* [RECORDS SUPPLIED]
=-=-=-=-=

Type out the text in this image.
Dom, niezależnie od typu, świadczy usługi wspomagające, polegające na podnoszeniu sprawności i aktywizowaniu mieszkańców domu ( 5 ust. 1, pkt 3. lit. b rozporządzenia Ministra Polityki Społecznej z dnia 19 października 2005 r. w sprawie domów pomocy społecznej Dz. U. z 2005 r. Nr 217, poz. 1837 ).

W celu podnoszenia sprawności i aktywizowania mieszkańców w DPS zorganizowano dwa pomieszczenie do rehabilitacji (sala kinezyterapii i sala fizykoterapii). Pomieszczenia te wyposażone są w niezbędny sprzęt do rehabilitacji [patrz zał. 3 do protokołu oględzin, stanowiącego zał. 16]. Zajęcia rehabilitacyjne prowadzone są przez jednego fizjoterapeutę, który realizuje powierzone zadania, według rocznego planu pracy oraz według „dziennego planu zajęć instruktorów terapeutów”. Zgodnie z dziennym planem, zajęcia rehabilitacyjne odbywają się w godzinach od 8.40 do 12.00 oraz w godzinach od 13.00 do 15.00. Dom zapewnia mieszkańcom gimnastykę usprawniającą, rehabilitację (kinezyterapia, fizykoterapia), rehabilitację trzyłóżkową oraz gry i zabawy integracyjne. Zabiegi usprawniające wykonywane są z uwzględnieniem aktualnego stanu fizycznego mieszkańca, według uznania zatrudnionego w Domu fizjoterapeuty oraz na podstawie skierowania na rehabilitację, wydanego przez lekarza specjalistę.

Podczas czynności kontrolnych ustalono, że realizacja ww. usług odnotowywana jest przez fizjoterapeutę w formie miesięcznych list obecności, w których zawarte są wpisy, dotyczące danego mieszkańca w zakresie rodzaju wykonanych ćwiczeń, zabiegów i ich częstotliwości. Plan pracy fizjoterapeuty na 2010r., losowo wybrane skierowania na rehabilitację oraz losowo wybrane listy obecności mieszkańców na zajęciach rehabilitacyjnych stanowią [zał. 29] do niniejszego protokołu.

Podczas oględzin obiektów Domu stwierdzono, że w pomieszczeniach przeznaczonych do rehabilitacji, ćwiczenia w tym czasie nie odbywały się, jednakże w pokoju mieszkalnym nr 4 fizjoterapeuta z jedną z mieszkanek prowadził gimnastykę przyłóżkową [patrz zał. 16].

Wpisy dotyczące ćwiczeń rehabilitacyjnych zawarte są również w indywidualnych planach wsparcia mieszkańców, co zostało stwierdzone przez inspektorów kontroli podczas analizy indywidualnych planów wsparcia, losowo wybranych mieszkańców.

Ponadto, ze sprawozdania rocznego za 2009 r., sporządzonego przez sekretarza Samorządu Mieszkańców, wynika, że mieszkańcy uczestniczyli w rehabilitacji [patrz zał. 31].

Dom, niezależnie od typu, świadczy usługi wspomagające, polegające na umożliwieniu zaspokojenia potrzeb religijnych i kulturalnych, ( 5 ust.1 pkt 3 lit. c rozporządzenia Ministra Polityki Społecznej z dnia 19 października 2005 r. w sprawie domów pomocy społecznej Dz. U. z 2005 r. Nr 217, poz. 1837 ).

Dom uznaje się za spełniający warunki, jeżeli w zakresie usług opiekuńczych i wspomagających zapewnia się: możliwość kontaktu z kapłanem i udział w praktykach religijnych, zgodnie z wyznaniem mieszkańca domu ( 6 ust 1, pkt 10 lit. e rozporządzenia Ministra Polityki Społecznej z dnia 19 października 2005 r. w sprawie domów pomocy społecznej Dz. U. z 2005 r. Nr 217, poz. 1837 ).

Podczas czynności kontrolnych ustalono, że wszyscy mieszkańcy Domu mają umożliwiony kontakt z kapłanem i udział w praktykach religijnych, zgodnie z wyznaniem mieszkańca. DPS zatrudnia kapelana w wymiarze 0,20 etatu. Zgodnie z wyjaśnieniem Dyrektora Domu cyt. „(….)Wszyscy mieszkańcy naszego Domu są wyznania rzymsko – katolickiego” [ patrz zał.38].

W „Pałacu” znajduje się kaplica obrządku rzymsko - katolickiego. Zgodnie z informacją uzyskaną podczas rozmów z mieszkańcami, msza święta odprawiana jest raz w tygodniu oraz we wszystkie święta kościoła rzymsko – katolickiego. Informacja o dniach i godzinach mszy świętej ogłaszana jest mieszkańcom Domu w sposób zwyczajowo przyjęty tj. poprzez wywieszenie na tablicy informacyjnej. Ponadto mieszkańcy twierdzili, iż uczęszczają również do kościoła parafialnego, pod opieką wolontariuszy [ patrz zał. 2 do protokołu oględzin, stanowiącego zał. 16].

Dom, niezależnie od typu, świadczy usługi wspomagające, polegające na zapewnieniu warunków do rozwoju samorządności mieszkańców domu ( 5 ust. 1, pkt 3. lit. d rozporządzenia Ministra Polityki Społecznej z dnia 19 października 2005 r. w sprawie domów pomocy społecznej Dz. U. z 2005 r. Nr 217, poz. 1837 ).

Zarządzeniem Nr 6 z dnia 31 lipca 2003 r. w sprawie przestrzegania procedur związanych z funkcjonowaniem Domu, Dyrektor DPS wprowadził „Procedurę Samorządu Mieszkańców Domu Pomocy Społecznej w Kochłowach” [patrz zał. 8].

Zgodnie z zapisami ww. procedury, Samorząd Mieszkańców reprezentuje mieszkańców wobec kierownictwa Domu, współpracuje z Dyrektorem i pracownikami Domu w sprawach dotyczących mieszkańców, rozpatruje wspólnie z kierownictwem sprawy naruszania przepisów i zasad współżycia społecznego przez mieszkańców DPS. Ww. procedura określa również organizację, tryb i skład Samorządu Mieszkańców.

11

=-=-=-=-=

* [INSTRUCTION]
Pull out all lines from the listing that contain the string "zawarte".

* [WRITTEN REPLY]
Podczas czynności kontrolnych ustalono, że realizacja ww. usług odnotowywana jest przez fizjoterapeutę w formie miesięcznych list obecności, w których zawarte są wpisy, dotyczące danego mieszkańca w zakresie rodzaju wykonanych ćwiczeń, zabiegów i ich częstotliwości. Plan pracy fizjoterapeuty na 2010r., losowo wybrane skierowania na rehabilitację oraz losowo wybrane listy obecności mieszkańców na zajęciach rehabilitacyjnych stanowią [zał. 29] do niniejszego protokołu.
Wpisy dotyczące ćwiczeń rehabilitacyjnych zawarte są również w indywidualnych planach wsparcia mieszkańców, co zostało stwierdzone przez inspektorów kontroli podczas analizy indywidualnych planów wsparcia, losowo wybranych mieszkańców.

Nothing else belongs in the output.